▶ _DIRECTIONS_
Set the data down again, exactly as it reads, but without the pictures.

[Stored data]
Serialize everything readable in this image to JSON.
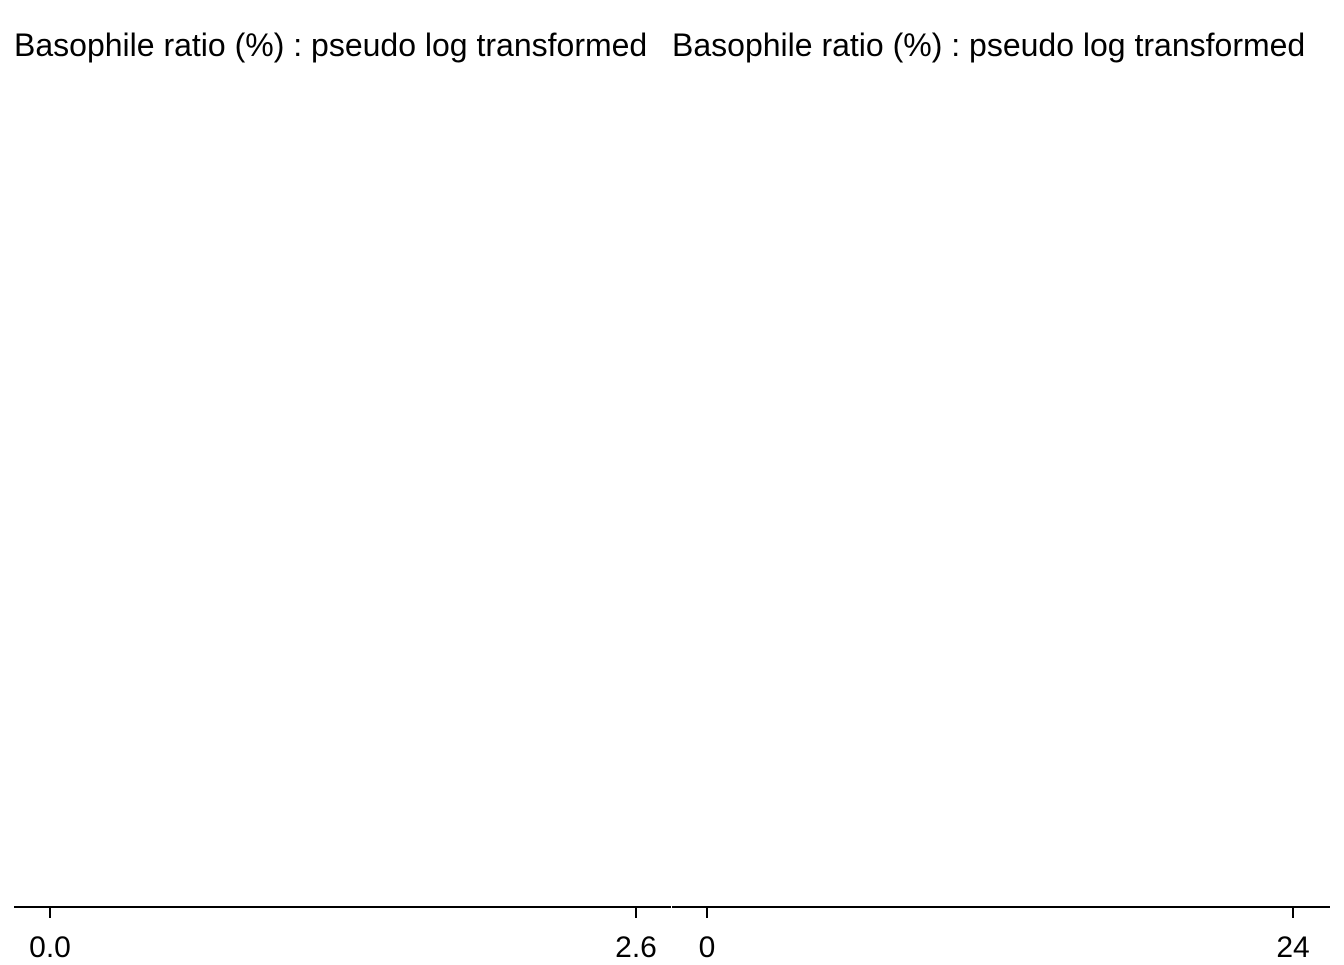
{
  "chart_data": [
    {
      "type": "bar",
      "title": "Basophile ratio (%) : pseudo log transformed",
      "xlabel": "",
      "ylabel": "",
      "xlim": [
        0.0,
        2.6
      ],
      "x_tick_labels": [
        "0.0",
        "2.6"
      ],
      "grid": false,
      "values": []
    },
    {
      "type": "bar",
      "title": "Basophile ratio (%) : pseudo log transformed",
      "xlabel": "",
      "ylabel": "",
      "xlim": [
        0,
        24
      ],
      "x_tick_labels": [
        "0",
        "24"
      ],
      "grid": false,
      "values": []
    }
  ],
  "colors": {
    "background": "#ffffff",
    "axis": "#000000",
    "text": "#000000"
  }
}
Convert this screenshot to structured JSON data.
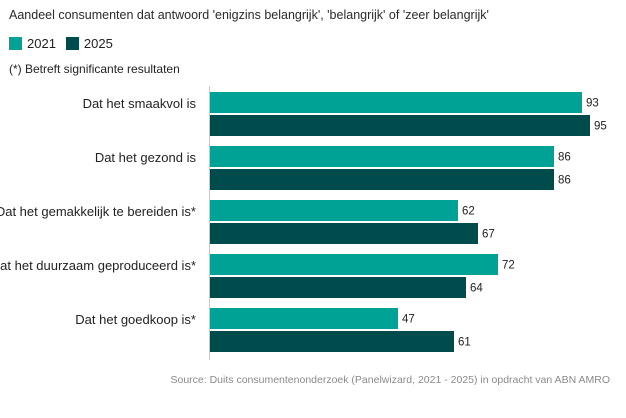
{
  "title": "Aandeel consumenten dat antwoord 'enigzins belangrijk', 'belangrijk' of 'zeer belangrijk'",
  "note": "(*) Betreft significante resultaten",
  "source": "Source:  Duits consumentenonderzoek (Panelwizard, 2021 - 2025) in opdracht van ABN AMRO",
  "colors": {
    "s2021": "#00A295",
    "s2025": "#004C4C"
  },
  "chart_data": {
    "type": "bar",
    "orientation": "horizontal",
    "categories": [
      "Dat het smaakvol is",
      "Dat het gezond is",
      "Dat het gemakkelijk te bereiden is*",
      "Dat het duurzaam geproduceerd is*",
      "Dat het goedkoop is*"
    ],
    "series": [
      {
        "name": "2021",
        "values": [
          93,
          86,
          62,
          72,
          47
        ]
      },
      {
        "name": "2025",
        "values": [
          95,
          86,
          67,
          64,
          61
        ]
      }
    ],
    "xlim": [
      0,
      100
    ],
    "grid": false,
    "legend": "top-left"
  }
}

▶ _EXERCISE RESULT_
Serialize everything readable in this image to JSON.
{
  "chart_data": [
    {
      "type": "bar",
      "title": "Basophile ratio (%) : pseudo log transformed",
      "xlabel": "",
      "ylabel": "",
      "xlim": [
        0.0,
        2.6
      ],
      "x_tick_labels": [
        "0.0",
        "2.6"
      ],
      "grid": false,
      "values": []
    },
    {
      "type": "bar",
      "title": "Basophile ratio (%) : pseudo log transformed",
      "xlabel": "",
      "ylabel": "",
      "xlim": [
        0,
        24
      ],
      "x_tick_labels": [
        "0",
        "24"
      ],
      "grid": false,
      "values": []
    }
  ],
  "colors": {
    "background": "#ffffff",
    "axis": "#000000",
    "text": "#000000"
  }
}
Convert this screenshot to structured JSON data.
{
  "title": "Aandeel consumenten dat antwoord 'enigzins belangrijk', 'belangrijk' of 'zeer belangrijk'",
  "note": "(*) Betreft significante resultaten",
  "source": "Source:  Duits consumentenonderzoek (Panelwizard, 2021 - 2025) in opdracht van ABN AMRO",
  "colors": {
    "s2021": "#00A295",
    "s2025": "#004C4C"
  },
  "chart_data": {
    "type": "bar",
    "orientation": "horizontal",
    "categories": [
      "Dat het smaakvol is",
      "Dat het gezond is",
      "Dat het gemakkelijk te bereiden is*",
      "Dat het duurzaam geproduceerd is*",
      "Dat het goedkoop is*"
    ],
    "series": [
      {
        "name": "2021",
        "values": [
          93,
          86,
          62,
          72,
          47
        ]
      },
      {
        "name": "2025",
        "values": [
          95,
          86,
          67,
          64,
          61
        ]
      }
    ],
    "xlim": [
      0,
      100
    ],
    "grid": false,
    "legend": "top-left"
  }
}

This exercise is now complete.